--- begin EXTRACTED DATA ---

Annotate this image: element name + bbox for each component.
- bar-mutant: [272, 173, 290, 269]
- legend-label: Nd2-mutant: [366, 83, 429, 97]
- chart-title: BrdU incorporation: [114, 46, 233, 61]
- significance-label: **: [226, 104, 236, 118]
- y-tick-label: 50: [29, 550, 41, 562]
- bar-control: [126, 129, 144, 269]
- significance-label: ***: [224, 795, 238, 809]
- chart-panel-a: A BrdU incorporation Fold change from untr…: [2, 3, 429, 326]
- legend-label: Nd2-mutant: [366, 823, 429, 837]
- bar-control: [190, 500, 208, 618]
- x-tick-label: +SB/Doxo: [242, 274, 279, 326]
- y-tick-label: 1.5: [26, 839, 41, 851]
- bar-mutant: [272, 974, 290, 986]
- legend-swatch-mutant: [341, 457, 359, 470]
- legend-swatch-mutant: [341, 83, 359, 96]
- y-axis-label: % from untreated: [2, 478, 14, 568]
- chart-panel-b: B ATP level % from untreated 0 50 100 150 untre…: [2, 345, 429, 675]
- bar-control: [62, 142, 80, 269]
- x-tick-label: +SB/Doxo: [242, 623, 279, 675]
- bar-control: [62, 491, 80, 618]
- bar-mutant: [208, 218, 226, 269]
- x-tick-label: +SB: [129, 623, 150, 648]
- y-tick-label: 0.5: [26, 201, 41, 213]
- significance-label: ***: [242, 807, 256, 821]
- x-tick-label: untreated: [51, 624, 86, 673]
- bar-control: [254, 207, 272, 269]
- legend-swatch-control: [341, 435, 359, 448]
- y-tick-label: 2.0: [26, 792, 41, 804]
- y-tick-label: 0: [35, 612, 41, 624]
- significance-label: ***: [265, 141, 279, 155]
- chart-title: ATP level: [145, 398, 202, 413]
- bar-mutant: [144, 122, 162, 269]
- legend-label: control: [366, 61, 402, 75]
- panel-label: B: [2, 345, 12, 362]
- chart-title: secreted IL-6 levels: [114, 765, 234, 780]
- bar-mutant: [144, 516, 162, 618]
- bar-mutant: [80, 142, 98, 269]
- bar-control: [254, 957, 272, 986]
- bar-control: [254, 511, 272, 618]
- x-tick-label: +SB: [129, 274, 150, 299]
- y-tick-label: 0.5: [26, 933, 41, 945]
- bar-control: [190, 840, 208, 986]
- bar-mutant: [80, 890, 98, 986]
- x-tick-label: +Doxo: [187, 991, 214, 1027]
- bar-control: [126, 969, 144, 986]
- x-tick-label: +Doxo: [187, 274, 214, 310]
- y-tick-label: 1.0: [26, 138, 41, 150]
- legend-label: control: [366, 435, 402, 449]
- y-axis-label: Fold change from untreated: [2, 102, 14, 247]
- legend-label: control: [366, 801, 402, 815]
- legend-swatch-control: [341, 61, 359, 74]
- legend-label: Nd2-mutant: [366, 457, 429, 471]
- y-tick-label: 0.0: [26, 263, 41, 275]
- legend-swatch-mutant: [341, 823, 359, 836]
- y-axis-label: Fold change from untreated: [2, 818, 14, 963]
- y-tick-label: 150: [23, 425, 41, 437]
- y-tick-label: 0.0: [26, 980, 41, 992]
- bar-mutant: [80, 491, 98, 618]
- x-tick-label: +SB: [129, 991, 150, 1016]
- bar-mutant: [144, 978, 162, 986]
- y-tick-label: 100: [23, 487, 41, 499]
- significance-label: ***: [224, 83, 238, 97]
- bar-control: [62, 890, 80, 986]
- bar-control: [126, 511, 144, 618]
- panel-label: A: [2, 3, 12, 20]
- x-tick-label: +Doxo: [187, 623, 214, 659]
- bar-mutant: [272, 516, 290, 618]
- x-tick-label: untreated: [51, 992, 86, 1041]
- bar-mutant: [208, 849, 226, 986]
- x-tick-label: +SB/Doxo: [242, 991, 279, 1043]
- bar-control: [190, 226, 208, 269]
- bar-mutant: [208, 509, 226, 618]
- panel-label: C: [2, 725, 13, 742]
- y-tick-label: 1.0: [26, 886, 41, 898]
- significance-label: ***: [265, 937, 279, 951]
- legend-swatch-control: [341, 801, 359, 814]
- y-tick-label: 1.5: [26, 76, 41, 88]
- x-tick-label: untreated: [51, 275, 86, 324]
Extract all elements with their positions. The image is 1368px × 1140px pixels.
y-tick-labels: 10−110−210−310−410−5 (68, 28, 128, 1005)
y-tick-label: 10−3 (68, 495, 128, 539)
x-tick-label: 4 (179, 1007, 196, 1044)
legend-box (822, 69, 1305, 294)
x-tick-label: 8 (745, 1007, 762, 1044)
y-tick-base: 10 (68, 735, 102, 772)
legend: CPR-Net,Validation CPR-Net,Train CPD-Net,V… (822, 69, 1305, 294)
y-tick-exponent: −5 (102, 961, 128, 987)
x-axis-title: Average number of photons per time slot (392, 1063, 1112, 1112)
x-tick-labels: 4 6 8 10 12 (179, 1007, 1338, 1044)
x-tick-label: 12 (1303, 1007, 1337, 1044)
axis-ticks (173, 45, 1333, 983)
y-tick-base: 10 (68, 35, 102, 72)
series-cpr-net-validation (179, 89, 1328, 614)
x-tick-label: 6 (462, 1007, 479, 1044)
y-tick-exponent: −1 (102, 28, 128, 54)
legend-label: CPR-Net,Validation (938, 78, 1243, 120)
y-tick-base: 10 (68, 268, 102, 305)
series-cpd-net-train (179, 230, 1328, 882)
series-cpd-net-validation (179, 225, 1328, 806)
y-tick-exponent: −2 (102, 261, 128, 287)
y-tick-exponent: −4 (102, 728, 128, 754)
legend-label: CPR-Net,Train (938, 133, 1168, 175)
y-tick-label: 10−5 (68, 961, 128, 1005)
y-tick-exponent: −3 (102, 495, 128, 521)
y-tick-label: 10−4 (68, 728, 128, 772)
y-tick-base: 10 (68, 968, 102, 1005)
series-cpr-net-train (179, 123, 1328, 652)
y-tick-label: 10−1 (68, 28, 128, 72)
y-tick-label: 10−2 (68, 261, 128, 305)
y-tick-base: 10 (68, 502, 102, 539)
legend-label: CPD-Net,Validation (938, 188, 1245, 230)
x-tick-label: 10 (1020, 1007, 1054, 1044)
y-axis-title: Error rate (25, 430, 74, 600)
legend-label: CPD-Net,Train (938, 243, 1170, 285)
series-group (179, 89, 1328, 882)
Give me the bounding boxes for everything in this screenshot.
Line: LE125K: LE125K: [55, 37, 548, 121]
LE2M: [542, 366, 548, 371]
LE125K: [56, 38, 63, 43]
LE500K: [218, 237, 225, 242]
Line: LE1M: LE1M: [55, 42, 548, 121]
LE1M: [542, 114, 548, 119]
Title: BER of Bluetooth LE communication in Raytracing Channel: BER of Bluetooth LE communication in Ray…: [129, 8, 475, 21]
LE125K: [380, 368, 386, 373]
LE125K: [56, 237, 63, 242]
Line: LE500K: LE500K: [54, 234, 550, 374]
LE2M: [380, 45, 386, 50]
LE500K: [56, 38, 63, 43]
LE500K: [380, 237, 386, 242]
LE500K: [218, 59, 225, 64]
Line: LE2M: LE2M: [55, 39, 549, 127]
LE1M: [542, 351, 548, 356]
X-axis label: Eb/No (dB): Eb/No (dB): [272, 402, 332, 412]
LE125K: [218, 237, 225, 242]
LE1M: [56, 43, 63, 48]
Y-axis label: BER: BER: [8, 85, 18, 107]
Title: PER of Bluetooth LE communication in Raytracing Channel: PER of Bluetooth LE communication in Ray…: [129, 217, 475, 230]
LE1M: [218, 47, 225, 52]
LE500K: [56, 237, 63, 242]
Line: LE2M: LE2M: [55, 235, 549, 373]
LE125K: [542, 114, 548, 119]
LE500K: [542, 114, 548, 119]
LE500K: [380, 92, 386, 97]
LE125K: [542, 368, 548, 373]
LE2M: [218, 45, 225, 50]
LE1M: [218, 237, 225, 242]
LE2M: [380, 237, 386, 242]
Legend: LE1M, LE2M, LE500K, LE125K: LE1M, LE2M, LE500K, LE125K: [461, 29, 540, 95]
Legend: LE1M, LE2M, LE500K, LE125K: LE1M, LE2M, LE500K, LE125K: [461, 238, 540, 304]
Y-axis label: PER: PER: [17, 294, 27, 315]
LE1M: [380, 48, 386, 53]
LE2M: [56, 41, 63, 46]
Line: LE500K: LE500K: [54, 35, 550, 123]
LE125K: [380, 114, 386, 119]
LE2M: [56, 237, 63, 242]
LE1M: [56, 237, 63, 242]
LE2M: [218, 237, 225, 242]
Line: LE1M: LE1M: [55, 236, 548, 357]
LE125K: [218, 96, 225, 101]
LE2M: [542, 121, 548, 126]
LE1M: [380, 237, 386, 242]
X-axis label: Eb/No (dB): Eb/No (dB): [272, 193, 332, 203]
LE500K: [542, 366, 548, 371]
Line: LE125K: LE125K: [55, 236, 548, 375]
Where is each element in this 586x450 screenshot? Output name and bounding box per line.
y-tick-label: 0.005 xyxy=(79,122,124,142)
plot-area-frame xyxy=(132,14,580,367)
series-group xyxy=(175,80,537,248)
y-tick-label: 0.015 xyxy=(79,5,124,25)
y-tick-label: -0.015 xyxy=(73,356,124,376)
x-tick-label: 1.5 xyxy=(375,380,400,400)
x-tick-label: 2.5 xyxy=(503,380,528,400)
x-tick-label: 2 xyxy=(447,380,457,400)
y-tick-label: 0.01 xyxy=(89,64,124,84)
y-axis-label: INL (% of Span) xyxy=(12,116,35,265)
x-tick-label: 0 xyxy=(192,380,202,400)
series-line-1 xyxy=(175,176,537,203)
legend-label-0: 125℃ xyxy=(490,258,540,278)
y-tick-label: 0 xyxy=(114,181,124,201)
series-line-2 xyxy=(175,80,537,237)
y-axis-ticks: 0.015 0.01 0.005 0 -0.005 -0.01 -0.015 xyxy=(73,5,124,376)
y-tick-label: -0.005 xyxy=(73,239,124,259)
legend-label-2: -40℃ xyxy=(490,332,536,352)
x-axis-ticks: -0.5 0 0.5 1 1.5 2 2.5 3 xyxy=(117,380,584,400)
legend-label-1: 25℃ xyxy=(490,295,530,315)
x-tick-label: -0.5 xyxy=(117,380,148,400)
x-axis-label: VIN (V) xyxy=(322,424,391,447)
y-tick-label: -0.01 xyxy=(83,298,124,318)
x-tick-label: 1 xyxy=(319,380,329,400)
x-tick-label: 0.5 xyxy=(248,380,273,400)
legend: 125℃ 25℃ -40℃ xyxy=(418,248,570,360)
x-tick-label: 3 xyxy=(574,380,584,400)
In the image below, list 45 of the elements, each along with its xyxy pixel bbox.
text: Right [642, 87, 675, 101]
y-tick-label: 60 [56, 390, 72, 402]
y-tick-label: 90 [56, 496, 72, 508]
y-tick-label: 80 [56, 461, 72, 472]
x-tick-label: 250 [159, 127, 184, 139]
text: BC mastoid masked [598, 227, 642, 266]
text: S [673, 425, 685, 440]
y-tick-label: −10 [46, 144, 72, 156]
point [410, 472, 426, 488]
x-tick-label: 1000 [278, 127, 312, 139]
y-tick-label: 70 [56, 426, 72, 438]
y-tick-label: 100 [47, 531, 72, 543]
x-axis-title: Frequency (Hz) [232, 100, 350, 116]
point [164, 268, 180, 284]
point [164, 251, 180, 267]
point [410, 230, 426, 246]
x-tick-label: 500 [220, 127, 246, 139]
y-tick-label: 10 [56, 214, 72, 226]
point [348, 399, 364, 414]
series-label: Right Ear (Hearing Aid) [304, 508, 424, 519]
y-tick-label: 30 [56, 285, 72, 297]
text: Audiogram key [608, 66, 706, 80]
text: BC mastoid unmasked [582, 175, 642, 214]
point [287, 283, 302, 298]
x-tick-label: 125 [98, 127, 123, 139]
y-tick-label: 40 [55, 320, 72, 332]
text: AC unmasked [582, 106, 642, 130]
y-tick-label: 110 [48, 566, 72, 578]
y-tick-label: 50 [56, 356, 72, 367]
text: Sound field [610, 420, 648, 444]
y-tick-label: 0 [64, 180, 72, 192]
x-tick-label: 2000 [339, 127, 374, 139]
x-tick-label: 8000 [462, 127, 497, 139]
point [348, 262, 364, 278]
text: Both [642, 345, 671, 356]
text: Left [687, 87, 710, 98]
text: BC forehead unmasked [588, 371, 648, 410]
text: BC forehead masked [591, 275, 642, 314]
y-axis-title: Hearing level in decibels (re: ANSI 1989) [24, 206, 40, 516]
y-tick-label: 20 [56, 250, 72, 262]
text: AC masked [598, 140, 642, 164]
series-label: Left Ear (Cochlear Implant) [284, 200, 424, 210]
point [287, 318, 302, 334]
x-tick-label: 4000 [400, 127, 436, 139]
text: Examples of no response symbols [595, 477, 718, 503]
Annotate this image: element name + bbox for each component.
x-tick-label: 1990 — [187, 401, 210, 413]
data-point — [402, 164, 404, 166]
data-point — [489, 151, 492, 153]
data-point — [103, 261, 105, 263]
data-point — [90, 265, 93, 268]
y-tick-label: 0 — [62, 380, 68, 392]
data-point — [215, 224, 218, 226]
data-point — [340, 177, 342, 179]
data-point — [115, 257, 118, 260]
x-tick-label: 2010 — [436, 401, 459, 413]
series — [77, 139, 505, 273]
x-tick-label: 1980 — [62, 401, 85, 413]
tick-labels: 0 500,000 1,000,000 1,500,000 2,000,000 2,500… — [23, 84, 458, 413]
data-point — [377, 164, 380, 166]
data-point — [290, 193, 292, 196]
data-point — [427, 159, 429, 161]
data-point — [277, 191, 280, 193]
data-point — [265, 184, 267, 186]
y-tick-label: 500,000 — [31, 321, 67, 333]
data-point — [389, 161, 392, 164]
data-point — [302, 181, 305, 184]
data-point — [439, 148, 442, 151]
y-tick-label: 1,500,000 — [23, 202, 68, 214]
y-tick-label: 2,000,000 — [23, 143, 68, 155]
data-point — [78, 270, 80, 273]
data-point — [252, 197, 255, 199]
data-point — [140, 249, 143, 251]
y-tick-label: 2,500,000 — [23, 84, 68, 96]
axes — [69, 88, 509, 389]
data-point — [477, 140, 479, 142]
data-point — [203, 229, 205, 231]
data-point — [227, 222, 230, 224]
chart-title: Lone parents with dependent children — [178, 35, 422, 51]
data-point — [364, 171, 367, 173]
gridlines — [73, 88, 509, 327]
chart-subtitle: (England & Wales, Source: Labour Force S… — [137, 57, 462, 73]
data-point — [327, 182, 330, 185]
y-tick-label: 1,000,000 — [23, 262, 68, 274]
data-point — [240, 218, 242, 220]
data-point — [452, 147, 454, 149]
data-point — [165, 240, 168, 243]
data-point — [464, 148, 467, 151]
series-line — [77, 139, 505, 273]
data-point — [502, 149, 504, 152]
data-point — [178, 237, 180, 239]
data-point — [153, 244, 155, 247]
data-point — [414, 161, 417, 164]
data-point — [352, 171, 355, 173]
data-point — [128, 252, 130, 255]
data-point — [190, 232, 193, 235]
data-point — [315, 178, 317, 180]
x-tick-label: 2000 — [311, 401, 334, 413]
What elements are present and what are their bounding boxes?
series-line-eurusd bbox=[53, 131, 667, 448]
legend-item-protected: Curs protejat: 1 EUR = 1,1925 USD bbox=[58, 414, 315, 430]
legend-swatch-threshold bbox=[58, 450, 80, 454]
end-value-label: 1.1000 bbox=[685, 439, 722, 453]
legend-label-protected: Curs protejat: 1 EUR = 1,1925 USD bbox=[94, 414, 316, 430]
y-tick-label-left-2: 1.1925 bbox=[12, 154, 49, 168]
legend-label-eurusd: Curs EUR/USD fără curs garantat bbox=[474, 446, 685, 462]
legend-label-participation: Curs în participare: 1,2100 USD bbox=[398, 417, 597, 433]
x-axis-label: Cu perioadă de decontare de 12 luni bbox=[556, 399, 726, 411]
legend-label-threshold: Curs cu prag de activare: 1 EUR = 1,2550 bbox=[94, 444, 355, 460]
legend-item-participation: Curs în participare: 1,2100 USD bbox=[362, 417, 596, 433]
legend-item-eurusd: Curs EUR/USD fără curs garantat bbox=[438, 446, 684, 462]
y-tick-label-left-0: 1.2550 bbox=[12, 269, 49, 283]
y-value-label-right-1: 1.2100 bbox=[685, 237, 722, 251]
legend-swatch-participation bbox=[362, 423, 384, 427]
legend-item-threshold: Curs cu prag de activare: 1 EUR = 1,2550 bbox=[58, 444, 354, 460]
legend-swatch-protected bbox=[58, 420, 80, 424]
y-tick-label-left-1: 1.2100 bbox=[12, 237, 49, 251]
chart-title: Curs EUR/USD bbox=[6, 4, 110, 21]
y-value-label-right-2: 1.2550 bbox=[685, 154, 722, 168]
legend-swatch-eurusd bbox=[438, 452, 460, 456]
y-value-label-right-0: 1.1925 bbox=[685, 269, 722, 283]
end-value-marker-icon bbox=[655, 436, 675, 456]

--- end EXTRACTED DATA ---

Please print the stretch of the items above from the start of the items through the line containing "- x-tick-label: +Doxo: [187, 991, 214, 1027]", character for character.

Annotate this image: element name + bbox for each component.
- bar-mutant: [272, 173, 290, 269]
- legend-label: Nd2-mutant: [366, 83, 429, 97]
- chart-title: BrdU incorporation: [114, 46, 233, 61]
- significance-label: **: [226, 104, 236, 118]
- y-tick-label: 50: [29, 550, 41, 562]
- bar-control: [126, 129, 144, 269]
- significance-label: ***: [224, 795, 238, 809]
- chart-panel-a: A BrdU incorporation Fold change from untr…: [2, 3, 429, 326]
- legend-label: Nd2-mutant: [366, 823, 429, 837]
- bar-control: [190, 500, 208, 618]
- x-tick-label: +SB/Doxo: [242, 274, 279, 326]
- y-tick-label: 1.5: [26, 839, 41, 851]
- bar-mutant: [272, 974, 290, 986]
- legend-swatch-mutant: [341, 457, 359, 470]
- legend-swatch-mutant: [341, 83, 359, 96]
- y-axis-label: % from untreated: [2, 478, 14, 568]
- chart-panel-b: B ATP level % from untreated 0 50 100 150 untre…: [2, 345, 429, 675]
- bar-control: [62, 142, 80, 269]
- x-tick-label: +SB/Doxo: [242, 623, 279, 675]
- bar-control: [62, 491, 80, 618]
- bar-mutant: [208, 218, 226, 269]
- x-tick-label: +SB: [129, 623, 150, 648]
- y-tick-label: 0.5: [26, 201, 41, 213]
- significance-label: ***: [242, 807, 256, 821]
- x-tick-label: untreated: [51, 624, 86, 673]
- bar-control: [254, 207, 272, 269]
- legend-swatch-control: [341, 435, 359, 448]
- y-tick-label: 2.0: [26, 792, 41, 804]
- y-tick-label: 0: [35, 612, 41, 624]
- significance-label: ***: [265, 141, 279, 155]
- chart-title: ATP level: [145, 398, 202, 413]
- bar-mutant: [144, 122, 162, 269]
- legend-label: control: [366, 61, 402, 75]
- panel-label: B: [2, 345, 12, 362]
- chart-title: secreted IL-6 levels: [114, 765, 234, 780]
- bar-mutant: [144, 516, 162, 618]
- bar-mutant: [80, 142, 98, 269]
- bar-control: [254, 957, 272, 986]
- bar-control: [254, 511, 272, 618]
- x-tick-label: +SB: [129, 274, 150, 299]
- y-tick-label: 0.5: [26, 933, 41, 945]
- bar-control: [190, 840, 208, 986]
- bar-mutant: [80, 890, 98, 986]
- x-tick-label: +Doxo: [187, 991, 214, 1027]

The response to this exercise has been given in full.